**What is expected**
Copy the data exactly; pictures stay out of the copy.

**Dataset excerpt**

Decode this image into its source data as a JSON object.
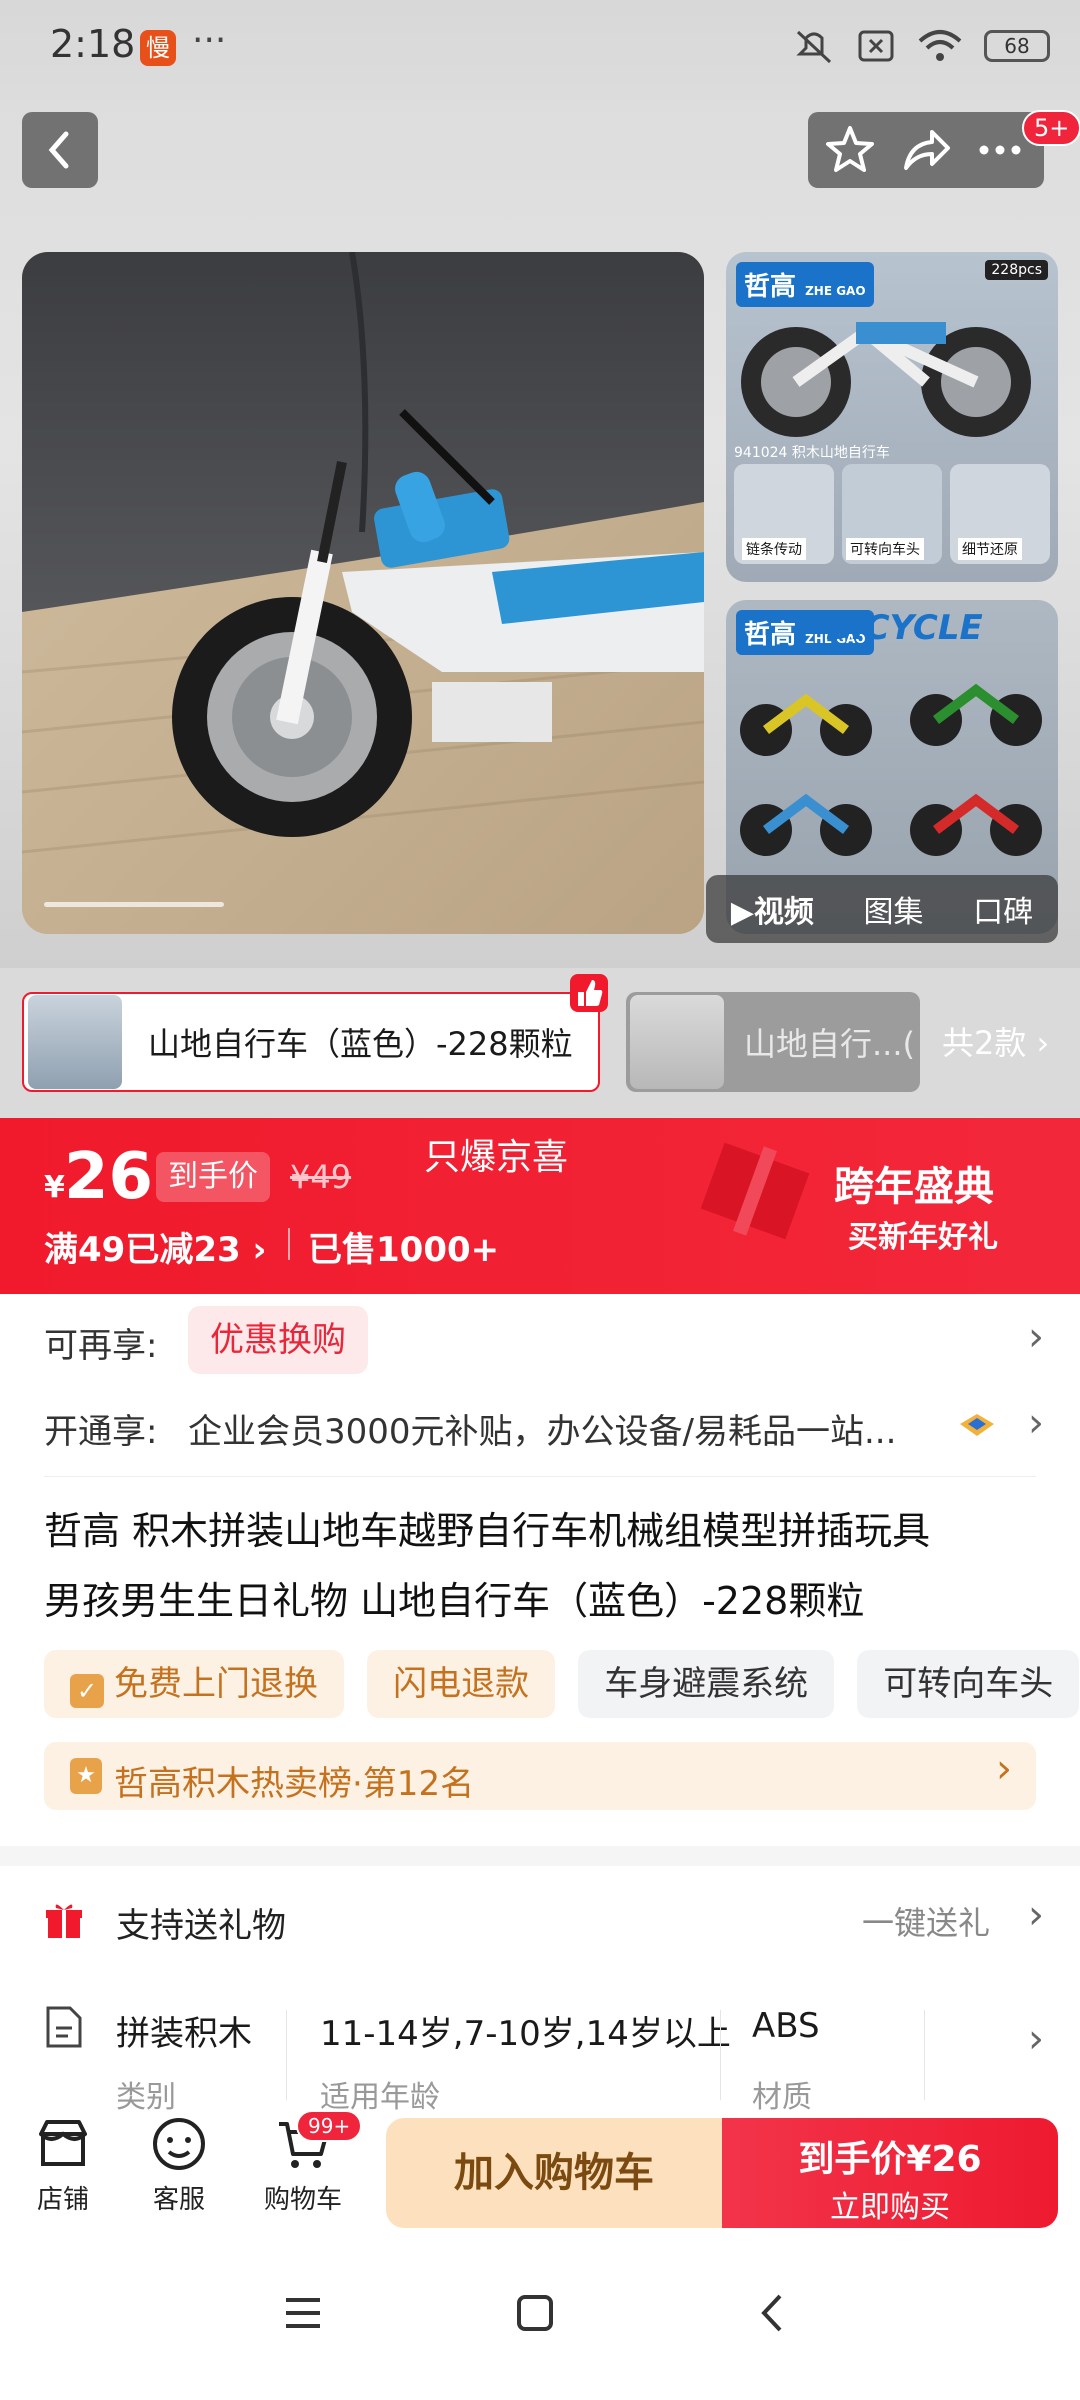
{
  "status_bar": {
    "time": "2:18",
    "app_icon_glyph": "慢",
    "more": "···",
    "battery": "68"
  },
  "header": {
    "badge": "5+"
  },
  "media": {
    "tabs": [
      "视频",
      "图集",
      "口碑"
    ],
    "active_tab": "视频"
  },
  "variants": {
    "selected": "山地自行车（蓝色）-228颗粒",
    "other": "山地自行...(",
    "count": "共2款"
  },
  "price": {
    "currency": "¥",
    "amount": "26",
    "final_label": "到手价",
    "original": "¥49",
    "promo_center": "只爆京喜",
    "discount": "满49已减23",
    "sold": "已售1000+",
    "event_title": "跨年盛典",
    "event_sub": "买新年好礼"
  },
  "benefits": {
    "label1": "可再享:",
    "tag1": "优惠换购",
    "label2": "开通享:",
    "text2": "企业会员3000元补贴，办公设备/易耗品一站..."
  },
  "title": {
    "brand": "哲高",
    "line1": "积木拼装山地车越野自行车机械组模型拼插玩具",
    "line2": "男孩男生生日礼物 山地自行车（蓝色）-228颗粒"
  },
  "feature_tags": [
    "免费上门退换",
    "闪电退款",
    "车身避震系统",
    "可转向车头"
  ],
  "ranking": "哲高积木热卖榜·第12名",
  "gift": {
    "label": "支持送礼物",
    "action": "一键送礼"
  },
  "specs": [
    {
      "value": "拼装积木",
      "key": "类别"
    },
    {
      "value": "11-14岁,7-10岁,14岁以上",
      "key": "适用年龄"
    },
    {
      "value": "ABS",
      "key": "材质"
    }
  ],
  "bottom_bar": {
    "shop": "店铺",
    "service": "客服",
    "cart": "购物车",
    "cart_badge": "99+",
    "add_to_cart": "加入购物车",
    "buy_price": "到手价¥26",
    "buy_now": "立即购买"
  },
  "thumb1": {
    "brand": "哲高",
    "brand_en": "ZHE GAO",
    "pcs": "228pcs",
    "code": "941024 积木山地自行车",
    "cap1": "链条传动",
    "cap2": "可转向车头",
    "cap3": "细节还原"
  },
  "thumb2": {
    "brand": "哲高",
    "brand_en": "ZHE GAO",
    "bicycle": "BICYCLE"
  },
  "colors": {
    "accent": "#f01a2c",
    "tag_bg": "#fdf1e4",
    "tag_text": "#c5721f",
    "cart_btn": "#fde0bd"
  }
}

**Completed task**
Decode this image into its source data as a JSON object.
{
  "status_bar": {
    "time": "2:18",
    "app_icon_glyph": "慢",
    "more": "···",
    "battery": "68"
  },
  "header": {
    "badge": "5+"
  },
  "media": {
    "tabs": [
      "视频",
      "图集",
      "口碑"
    ],
    "active_tab": "视频"
  },
  "variants": {
    "selected": "山地自行车（蓝色）-228颗粒",
    "other": "山地自行...(",
    "count": "共2款"
  },
  "price": {
    "currency": "¥",
    "amount": "26",
    "final_label": "到手价",
    "original": "¥49",
    "promo_center": "只爆京喜",
    "discount": "满49已减23",
    "sold": "已售1000+",
    "event_title": "跨年盛典",
    "event_sub": "买新年好礼"
  },
  "benefits": {
    "label1": "可再享:",
    "tag1": "优惠换购",
    "label2": "开通享:",
    "text2": "企业会员3000元补贴，办公设备/易耗品一站..."
  },
  "title": {
    "brand": "哲高",
    "line1": "积木拼装山地车越野自行车机械组模型拼插玩具",
    "line2": "男孩男生生日礼物 山地自行车（蓝色）-228颗粒"
  },
  "feature_tags": [
    "免费上门退换",
    "闪电退款",
    "车身避震系统",
    "可转向车头"
  ],
  "ranking": "哲高积木热卖榜·第12名",
  "gift": {
    "label": "支持送礼物",
    "action": "一键送礼"
  },
  "specs": [
    {
      "value": "拼装积木",
      "key": "类别"
    },
    {
      "value": "11-14岁,7-10岁,14岁以上",
      "key": "适用年龄"
    },
    {
      "value": "ABS",
      "key": "材质"
    }
  ],
  "bottom_bar": {
    "shop": "店铺",
    "service": "客服",
    "cart": "购物车",
    "cart_badge": "99+",
    "add_to_cart": "加入购物车",
    "buy_price": "到手价¥26",
    "buy_now": "立即购买"
  },
  "thumb1": {
    "brand": "哲高",
    "brand_en": "ZHE GAO",
    "pcs": "228pcs",
    "code": "941024 积木山地自行车",
    "cap1": "链条传动",
    "cap2": "可转向车头",
    "cap3": "细节还原"
  },
  "thumb2": {
    "brand": "哲高",
    "brand_en": "ZHE GAO",
    "bicycle": "BICYCLE"
  },
  "colors": {
    "accent": "#f01a2c",
    "tag_bg": "#fdf1e4",
    "tag_text": "#c5721f",
    "cart_btn": "#fde0bd"
  }
}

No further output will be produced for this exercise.